WRITTEN TASK A: Echo the passage of the DSL health check thread below, starting with "Design of overall" and going on through "various time periods.".

TEXT SHOWN:
Design of overall DSL health check / summary / alerts program

Broadband Related > Broadband Technology

(1/2) > >>

Weaver:
I’m thinking of writing a routine that will scan the stats received from all my modems and do a summary check that detects any problems that are current or are in recent history.

This is the Broadcom CLI xdslctl full stats summary command applied to my XyXEL VMG 1312 B10A devices which have our Johnson’s custom firmware and support the ‘Easy Stats’ (as I named it) stats-querying protocol (http-based, using port 8000, login-free, readonly). This is the familiar raw command output with current state then counters including error counters over various time periods.

I was thinking that I might have to remember previous error counts in order to difference them, but I can see a lot of problems with this dangerous idea. What happens if modems get swapped out, or they get reinitialised so that the state of counters gets reset? How do I even know that I’m seeing the same modem that I saw before? And having to store persistent state info is problematic - would I need to wipe the stored state under certain circumstances? So I’m thinking ‘let the modem do the work’ so I get a much more robust result as I don’t have to try and detect disruptive events such as swap-outs and resets.

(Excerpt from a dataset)
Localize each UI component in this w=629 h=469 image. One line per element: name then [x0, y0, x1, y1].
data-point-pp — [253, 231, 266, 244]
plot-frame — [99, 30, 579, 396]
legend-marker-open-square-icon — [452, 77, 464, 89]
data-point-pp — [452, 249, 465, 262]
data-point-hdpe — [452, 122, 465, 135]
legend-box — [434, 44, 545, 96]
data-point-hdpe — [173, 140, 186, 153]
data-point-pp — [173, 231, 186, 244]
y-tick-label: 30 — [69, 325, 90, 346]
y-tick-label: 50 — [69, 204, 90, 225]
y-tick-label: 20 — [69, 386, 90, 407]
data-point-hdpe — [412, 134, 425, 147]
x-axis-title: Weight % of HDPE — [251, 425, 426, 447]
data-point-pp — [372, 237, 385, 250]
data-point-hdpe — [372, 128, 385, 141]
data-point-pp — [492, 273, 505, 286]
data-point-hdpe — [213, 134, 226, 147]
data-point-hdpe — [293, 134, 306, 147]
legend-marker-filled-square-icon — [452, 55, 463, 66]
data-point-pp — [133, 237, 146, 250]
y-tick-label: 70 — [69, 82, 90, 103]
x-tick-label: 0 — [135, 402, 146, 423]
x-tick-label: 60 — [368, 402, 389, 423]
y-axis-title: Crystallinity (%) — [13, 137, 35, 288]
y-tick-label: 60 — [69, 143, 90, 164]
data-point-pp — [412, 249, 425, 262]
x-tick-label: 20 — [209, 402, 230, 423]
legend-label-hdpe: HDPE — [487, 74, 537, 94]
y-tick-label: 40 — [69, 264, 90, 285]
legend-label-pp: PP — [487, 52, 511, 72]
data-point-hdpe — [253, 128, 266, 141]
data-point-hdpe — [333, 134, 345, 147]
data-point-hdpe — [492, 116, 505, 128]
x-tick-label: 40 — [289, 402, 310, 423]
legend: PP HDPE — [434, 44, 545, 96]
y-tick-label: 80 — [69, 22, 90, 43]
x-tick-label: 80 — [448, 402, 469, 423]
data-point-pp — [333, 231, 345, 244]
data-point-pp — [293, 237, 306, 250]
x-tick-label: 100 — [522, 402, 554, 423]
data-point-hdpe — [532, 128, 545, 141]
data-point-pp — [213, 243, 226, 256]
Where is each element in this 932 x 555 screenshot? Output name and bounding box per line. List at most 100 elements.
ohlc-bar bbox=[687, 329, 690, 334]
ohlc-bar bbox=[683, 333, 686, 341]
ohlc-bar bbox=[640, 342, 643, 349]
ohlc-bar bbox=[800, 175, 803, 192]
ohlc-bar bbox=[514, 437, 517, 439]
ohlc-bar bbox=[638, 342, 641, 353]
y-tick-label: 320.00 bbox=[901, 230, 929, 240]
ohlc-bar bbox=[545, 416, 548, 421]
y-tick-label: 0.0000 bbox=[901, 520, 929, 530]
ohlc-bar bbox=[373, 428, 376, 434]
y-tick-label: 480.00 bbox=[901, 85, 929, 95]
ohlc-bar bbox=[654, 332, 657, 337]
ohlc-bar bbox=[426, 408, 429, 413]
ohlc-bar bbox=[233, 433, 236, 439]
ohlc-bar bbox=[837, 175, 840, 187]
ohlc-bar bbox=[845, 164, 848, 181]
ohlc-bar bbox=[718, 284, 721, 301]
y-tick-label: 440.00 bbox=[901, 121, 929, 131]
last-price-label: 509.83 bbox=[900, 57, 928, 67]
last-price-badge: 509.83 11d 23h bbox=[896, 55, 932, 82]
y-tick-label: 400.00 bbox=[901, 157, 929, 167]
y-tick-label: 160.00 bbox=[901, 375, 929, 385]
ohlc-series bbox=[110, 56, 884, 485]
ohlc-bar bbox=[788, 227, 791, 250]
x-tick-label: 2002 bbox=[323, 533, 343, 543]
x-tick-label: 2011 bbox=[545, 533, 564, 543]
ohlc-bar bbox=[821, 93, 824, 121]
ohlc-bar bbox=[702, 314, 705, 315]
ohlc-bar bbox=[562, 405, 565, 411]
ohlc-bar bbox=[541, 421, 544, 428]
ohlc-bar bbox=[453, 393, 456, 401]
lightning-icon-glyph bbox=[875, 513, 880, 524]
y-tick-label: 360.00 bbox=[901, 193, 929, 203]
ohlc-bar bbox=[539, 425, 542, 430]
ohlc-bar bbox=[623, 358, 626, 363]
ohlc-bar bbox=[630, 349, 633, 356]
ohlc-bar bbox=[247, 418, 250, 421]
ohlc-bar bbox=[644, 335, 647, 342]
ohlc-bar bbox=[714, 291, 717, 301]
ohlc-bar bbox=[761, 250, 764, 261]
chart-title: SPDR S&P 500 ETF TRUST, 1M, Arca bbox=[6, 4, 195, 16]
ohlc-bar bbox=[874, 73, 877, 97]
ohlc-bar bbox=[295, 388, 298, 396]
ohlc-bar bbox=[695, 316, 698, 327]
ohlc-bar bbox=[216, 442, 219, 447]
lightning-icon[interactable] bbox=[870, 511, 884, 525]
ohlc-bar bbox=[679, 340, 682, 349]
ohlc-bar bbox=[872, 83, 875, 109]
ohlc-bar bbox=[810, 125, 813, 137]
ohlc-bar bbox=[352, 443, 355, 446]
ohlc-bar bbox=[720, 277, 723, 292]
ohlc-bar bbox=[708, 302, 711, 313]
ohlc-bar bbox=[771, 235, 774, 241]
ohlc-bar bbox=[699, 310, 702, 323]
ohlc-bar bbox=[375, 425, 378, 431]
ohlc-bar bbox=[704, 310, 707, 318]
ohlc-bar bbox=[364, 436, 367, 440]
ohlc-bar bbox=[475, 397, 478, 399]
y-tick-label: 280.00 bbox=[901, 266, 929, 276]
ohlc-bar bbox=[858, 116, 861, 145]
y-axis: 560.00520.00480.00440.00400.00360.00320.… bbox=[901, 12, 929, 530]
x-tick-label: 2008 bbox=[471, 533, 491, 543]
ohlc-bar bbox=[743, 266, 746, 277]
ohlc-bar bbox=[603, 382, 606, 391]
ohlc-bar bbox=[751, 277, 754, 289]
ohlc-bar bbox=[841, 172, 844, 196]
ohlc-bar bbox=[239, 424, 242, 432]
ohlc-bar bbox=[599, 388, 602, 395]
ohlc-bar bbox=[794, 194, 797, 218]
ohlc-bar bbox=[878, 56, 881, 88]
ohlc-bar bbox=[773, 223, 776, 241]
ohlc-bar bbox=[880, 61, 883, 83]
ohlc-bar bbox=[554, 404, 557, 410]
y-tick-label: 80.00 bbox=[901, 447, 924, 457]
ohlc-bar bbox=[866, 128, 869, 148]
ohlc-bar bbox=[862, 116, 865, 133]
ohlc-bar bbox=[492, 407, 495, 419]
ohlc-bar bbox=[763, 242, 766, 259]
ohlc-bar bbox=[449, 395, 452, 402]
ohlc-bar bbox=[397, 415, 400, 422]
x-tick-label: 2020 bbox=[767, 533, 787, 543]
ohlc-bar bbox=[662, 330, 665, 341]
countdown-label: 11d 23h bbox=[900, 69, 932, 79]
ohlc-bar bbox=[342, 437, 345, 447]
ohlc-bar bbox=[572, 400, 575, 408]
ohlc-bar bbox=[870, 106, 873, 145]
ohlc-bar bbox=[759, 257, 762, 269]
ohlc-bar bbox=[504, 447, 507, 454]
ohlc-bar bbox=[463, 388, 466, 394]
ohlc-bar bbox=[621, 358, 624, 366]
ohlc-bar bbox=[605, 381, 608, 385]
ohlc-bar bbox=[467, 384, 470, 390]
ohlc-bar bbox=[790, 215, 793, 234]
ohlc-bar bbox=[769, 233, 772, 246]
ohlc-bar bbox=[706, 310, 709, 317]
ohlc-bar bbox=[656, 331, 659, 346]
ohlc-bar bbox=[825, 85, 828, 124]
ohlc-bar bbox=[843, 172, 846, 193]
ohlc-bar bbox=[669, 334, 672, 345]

WRITTEN TASK B: Duplicate the rows above, starting with the first line of the rows and going on through the line with "data-point-pp — [173, 231, 186, 244]".

CORRECT RESPONSE A:
Design of overall DSL health check / summary / alerts program

Broadband Related > Broadband Technology

(1/2) > >>

Weaver:
I’m thinking of writing a routine that will scan the stats received from all my modems and do a summary check that detects any problems that are current or are in recent history.

This is the Broadcom CLI xdslctl full stats summary command applied to my XyXEL VMG 1312 B10A devices which have our Johnson’s custom firmware and support the ‘Easy Stats’ (as I named it) stats-querying protocol (http-based, using port 8000, login-free, readonly). This is the familiar raw command output with current state then counters including error counters over various time periods.

CORRECT RESPONSE B:
Localize each UI component in this w=629 h=469 image. One line per element: name then [x0, y0, x1, y1].
data-point-pp — [253, 231, 266, 244]
plot-frame — [99, 30, 579, 396]
legend-marker-open-square-icon — [452, 77, 464, 89]
data-point-pp — [452, 249, 465, 262]
data-point-hdpe — [452, 122, 465, 135]
legend-box — [434, 44, 545, 96]
data-point-hdpe — [173, 140, 186, 153]
data-point-pp — [173, 231, 186, 244]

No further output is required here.